What you are asked to do:
Transcribe each line exactly.

=-=-=

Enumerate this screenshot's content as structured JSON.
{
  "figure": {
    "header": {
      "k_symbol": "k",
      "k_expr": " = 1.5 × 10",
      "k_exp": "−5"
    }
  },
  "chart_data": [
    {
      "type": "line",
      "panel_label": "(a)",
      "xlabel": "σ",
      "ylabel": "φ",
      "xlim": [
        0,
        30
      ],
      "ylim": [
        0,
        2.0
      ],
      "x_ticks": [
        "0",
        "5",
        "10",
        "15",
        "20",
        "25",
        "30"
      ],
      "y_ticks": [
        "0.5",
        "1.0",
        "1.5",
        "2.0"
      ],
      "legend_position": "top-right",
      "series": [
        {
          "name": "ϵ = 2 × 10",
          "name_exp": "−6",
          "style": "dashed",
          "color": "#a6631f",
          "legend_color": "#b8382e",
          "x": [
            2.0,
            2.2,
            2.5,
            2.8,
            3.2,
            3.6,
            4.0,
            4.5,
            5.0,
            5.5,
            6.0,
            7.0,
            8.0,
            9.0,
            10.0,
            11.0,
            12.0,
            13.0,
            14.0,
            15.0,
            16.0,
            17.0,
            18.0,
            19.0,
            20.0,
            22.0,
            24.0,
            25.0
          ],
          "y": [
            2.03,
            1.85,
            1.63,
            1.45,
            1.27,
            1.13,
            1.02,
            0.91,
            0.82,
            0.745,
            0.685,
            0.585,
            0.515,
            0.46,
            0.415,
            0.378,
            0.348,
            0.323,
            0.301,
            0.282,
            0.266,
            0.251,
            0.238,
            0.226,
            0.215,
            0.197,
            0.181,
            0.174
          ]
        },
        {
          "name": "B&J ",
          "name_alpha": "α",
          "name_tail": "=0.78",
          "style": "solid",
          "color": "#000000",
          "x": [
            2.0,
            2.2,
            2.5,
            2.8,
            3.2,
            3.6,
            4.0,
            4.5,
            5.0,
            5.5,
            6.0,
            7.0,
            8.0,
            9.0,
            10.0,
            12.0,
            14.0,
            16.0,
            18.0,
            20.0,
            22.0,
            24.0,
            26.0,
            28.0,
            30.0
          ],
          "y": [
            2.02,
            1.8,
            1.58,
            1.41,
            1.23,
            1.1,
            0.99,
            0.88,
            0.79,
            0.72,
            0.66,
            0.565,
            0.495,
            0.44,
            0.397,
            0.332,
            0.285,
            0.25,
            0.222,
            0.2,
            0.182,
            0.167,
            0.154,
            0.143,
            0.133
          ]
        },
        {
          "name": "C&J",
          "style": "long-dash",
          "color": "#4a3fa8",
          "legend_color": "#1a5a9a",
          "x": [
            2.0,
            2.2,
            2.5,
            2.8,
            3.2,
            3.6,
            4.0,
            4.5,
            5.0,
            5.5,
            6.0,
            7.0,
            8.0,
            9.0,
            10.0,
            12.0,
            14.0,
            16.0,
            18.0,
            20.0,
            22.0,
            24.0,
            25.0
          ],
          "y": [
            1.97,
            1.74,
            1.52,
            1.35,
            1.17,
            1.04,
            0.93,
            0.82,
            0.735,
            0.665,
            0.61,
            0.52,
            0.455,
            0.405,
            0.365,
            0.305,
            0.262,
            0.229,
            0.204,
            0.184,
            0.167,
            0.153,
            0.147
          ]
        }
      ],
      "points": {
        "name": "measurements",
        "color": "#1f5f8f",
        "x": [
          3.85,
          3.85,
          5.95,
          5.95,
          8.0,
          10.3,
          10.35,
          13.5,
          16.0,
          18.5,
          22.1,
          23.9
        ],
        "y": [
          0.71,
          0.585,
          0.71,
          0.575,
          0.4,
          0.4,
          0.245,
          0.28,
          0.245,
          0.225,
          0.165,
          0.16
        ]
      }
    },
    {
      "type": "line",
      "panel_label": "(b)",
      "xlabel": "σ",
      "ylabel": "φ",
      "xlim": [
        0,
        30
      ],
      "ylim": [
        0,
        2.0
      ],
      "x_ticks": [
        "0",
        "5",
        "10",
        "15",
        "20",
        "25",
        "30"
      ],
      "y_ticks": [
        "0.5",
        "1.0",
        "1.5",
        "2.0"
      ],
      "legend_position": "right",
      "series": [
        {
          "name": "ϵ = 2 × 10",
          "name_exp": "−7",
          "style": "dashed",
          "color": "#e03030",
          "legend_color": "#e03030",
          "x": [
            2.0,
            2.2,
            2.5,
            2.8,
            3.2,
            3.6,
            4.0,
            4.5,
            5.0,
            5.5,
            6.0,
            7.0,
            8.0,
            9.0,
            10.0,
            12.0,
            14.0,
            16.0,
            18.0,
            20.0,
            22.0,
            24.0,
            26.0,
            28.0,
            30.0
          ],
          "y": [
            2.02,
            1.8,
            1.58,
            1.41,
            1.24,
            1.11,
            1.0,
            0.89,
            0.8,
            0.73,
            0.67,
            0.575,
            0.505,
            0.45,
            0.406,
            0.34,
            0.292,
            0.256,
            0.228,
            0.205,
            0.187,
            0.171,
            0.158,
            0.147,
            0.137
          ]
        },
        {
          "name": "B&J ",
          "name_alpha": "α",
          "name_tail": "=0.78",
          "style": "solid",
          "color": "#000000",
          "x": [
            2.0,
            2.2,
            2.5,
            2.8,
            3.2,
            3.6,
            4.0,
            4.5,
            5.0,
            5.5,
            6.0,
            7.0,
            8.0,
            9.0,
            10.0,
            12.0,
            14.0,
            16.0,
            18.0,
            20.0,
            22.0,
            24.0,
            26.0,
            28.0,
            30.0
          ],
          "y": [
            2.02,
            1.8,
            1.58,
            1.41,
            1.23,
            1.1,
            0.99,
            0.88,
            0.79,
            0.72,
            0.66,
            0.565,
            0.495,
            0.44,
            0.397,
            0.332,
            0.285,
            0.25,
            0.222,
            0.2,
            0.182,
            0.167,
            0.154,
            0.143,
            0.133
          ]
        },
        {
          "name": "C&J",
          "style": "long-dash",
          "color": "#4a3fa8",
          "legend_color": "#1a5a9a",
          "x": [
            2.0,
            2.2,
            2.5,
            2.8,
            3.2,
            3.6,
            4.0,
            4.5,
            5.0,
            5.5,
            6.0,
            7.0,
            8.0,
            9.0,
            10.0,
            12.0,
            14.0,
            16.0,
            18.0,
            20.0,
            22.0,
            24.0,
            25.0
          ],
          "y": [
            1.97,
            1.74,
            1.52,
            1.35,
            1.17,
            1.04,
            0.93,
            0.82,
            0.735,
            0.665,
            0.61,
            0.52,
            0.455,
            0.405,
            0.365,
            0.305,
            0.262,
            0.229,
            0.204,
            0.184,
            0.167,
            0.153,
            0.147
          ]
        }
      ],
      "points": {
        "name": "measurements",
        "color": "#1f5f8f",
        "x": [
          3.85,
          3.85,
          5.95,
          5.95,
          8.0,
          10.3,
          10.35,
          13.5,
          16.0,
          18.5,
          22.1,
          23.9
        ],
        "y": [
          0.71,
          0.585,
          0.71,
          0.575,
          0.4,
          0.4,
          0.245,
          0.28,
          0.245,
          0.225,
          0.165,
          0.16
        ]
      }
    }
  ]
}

=-=-=

The result:
Enumerate this screenshot's content as structured JSON.
{
  "figure": {
    "header": {
      "k_symbol": "k",
      "k_expr": " = 1.5 × 10",
      "k_exp": "−5"
    }
  },
  "chart_data": [
    {
      "type": "line",
      "panel_label": "(a)",
      "xlabel": "σ",
      "ylabel": "φ",
      "xlim": [
        0,
        30
      ],
      "ylim": [
        0,
        2.0
      ],
      "x_ticks": [
        "0",
        "5",
        "10",
        "15",
        "20",
        "25",
        "30"
      ],
      "y_ticks": [
        "0.5",
        "1.0",
        "1.5",
        "2.0"
      ],
      "legend_position": "top-right",
      "series": [
        {
          "name": "ϵ = 2 × 10",
          "name_exp": "−6",
          "style": "dashed",
          "color": "#a6631f",
          "legend_color": "#b8382e",
          "x": [
            2.0,
            2.2,
            2.5,
            2.8,
            3.2,
            3.6,
            4.0,
            4.5,
            5.0,
            5.5,
            6.0,
            7.0,
            8.0,
            9.0,
            10.0,
            11.0,
            12.0,
            13.0,
            14.0,
            15.0,
            16.0,
            17.0,
            18.0,
            19.0,
            20.0,
            22.0,
            24.0,
            25.0
          ],
          "y": [
            2.03,
            1.85,
            1.63,
            1.45,
            1.27,
            1.13,
            1.02,
            0.91,
            0.82,
            0.745,
            0.685,
            0.585,
            0.515,
            0.46,
            0.415,
            0.378,
            0.348,
            0.323,
            0.301,
            0.282,
            0.266,
            0.251,
            0.238,
            0.226,
            0.215,
            0.197,
            0.181,
            0.174
          ]
        },
        {
          "name": "B&J ",
          "name_alpha": "α",
          "name_tail": "=0.78",
          "style": "solid",
          "color": "#000000",
          "x": [
            2.0,
            2.2,
            2.5,
            2.8,
            3.2,
            3.6,
            4.0,
            4.5,
            5.0,
            5.5,
            6.0,
            7.0,
            8.0,
            9.0,
            10.0,
            12.0,
            14.0,
            16.0,
            18.0,
            20.0,
            22.0,
            24.0,
            26.0,
            28.0,
            30.0
          ],
          "y": [
            2.02,
            1.8,
            1.58,
            1.41,
            1.23,
            1.1,
            0.99,
            0.88,
            0.79,
            0.72,
            0.66,
            0.565,
            0.495,
            0.44,
            0.397,
            0.332,
            0.285,
            0.25,
            0.222,
            0.2,
            0.182,
            0.167,
            0.154,
            0.143,
            0.133
          ]
        },
        {
          "name": "C&J",
          "style": "long-dash",
          "color": "#4a3fa8",
          "legend_color": "#1a5a9a",
          "x": [
            2.0,
            2.2,
            2.5,
            2.8,
            3.2,
            3.6,
            4.0,
            4.5,
            5.0,
            5.5,
            6.0,
            7.0,
            8.0,
            9.0,
            10.0,
            12.0,
            14.0,
            16.0,
            18.0,
            20.0,
            22.0,
            24.0,
            25.0
          ],
          "y": [
            1.97,
            1.74,
            1.52,
            1.35,
            1.17,
            1.04,
            0.93,
            0.82,
            0.735,
            0.665,
            0.61,
            0.52,
            0.455,
            0.405,
            0.365,
            0.305,
            0.262,
            0.229,
            0.204,
            0.184,
            0.167,
            0.153,
            0.147
          ]
        }
      ],
      "points": {
        "name": "measurements",
        "color": "#1f5f8f",
        "x": [
          3.85,
          3.85,
          5.95,
          5.95,
          8.0,
          10.3,
          10.35,
          13.5,
          16.0,
          18.5,
          22.1,
          23.9
        ],
        "y": [
          0.71,
          0.585,
          0.71,
          0.575,
          0.4,
          0.4,
          0.245,
          0.28,
          0.245,
          0.225,
          0.165,
          0.16
        ]
      }
    },
    {
      "type": "line",
      "panel_label": "(b)",
      "xlabel": "σ",
      "ylabel": "φ",
      "xlim": [
        0,
        30
      ],
      "ylim": [
        0,
        2.0
      ],
      "x_ticks": [
        "0",
        "5",
        "10",
        "15",
        "20",
        "25",
        "30"
      ],
      "y_ticks": [
        "0.5",
        "1.0",
        "1.5",
        "2.0"
      ],
      "legend_position": "right",
      "series": [
        {
          "name": "ϵ = 2 × 10",
          "name_exp": "−7",
          "style": "dashed",
          "color": "#e03030",
          "legend_color": "#e03030",
          "x": [
            2.0,
            2.2,
            2.5,
            2.8,
            3.2,
            3.6,
            4.0,
            4.5,
            5.0,
            5.5,
            6.0,
            7.0,
            8.0,
            9.0,
            10.0,
            12.0,
            14.0,
            16.0,
            18.0,
            20.0,
            22.0,
            24.0,
            26.0,
            28.0,
            30.0
          ],
          "y": [
            2.02,
            1.8,
            1.58,
            1.41,
            1.24,
            1.11,
            1.0,
            0.89,
            0.8,
            0.73,
            0.67,
            0.575,
            0.505,
            0.45,
            0.406,
            0.34,
            0.292,
            0.256,
            0.228,
            0.205,
            0.187,
            0.171,
            0.158,
            0.147,
            0.137
          ]
        },
        {
          "name": "B&J ",
          "name_alpha": "α",
          "name_tail": "=0.78",
          "style": "solid",
          "color": "#000000",
          "x": [
            2.0,
            2.2,
            2.5,
            2.8,
            3.2,
            3.6,
            4.0,
            4.5,
            5.0,
            5.5,
            6.0,
            7.0,
            8.0,
            9.0,
            10.0,
            12.0,
            14.0,
            16.0,
            18.0,
            20.0,
            22.0,
            24.0,
            26.0,
            28.0,
            30.0
          ],
          "y": [
            2.02,
            1.8,
            1.58,
            1.41,
            1.23,
            1.1,
            0.99,
            0.88,
            0.79,
            0.72,
            0.66,
            0.565,
            0.495,
            0.44,
            0.397,
            0.332,
            0.285,
            0.25,
            0.222,
            0.2,
            0.182,
            0.167,
            0.154,
            0.143,
            0.133
          ]
        },
        {
          "name": "C&J",
          "style": "long-dash",
          "color": "#4a3fa8",
          "legend_color": "#1a5a9a",
          "x": [
            2.0,
            2.2,
            2.5,
            2.8,
            3.2,
            3.6,
            4.0,
            4.5,
            5.0,
            5.5,
            6.0,
            7.0,
            8.0,
            9.0,
            10.0,
            12.0,
            14.0,
            16.0,
            18.0,
            20.0,
            22.0,
            24.0,
            25.0
          ],
          "y": [
            1.97,
            1.74,
            1.52,
            1.35,
            1.17,
            1.04,
            0.93,
            0.82,
            0.735,
            0.665,
            0.61,
            0.52,
            0.455,
            0.405,
            0.365,
            0.305,
            0.262,
            0.229,
            0.204,
            0.184,
            0.167,
            0.153,
            0.147
          ]
        }
      ],
      "points": {
        "name": "measurements",
        "color": "#1f5f8f",
        "x": [
          3.85,
          3.85,
          5.95,
          5.95,
          8.0,
          10.3,
          10.35,
          13.5,
          16.0,
          18.5,
          22.1,
          23.9
        ],
        "y": [
          0.71,
          0.585,
          0.71,
          0.575,
          0.4,
          0.4,
          0.245,
          0.28,
          0.245,
          0.225,
          0.165,
          0.16
        ]
      }
    }
  ]
}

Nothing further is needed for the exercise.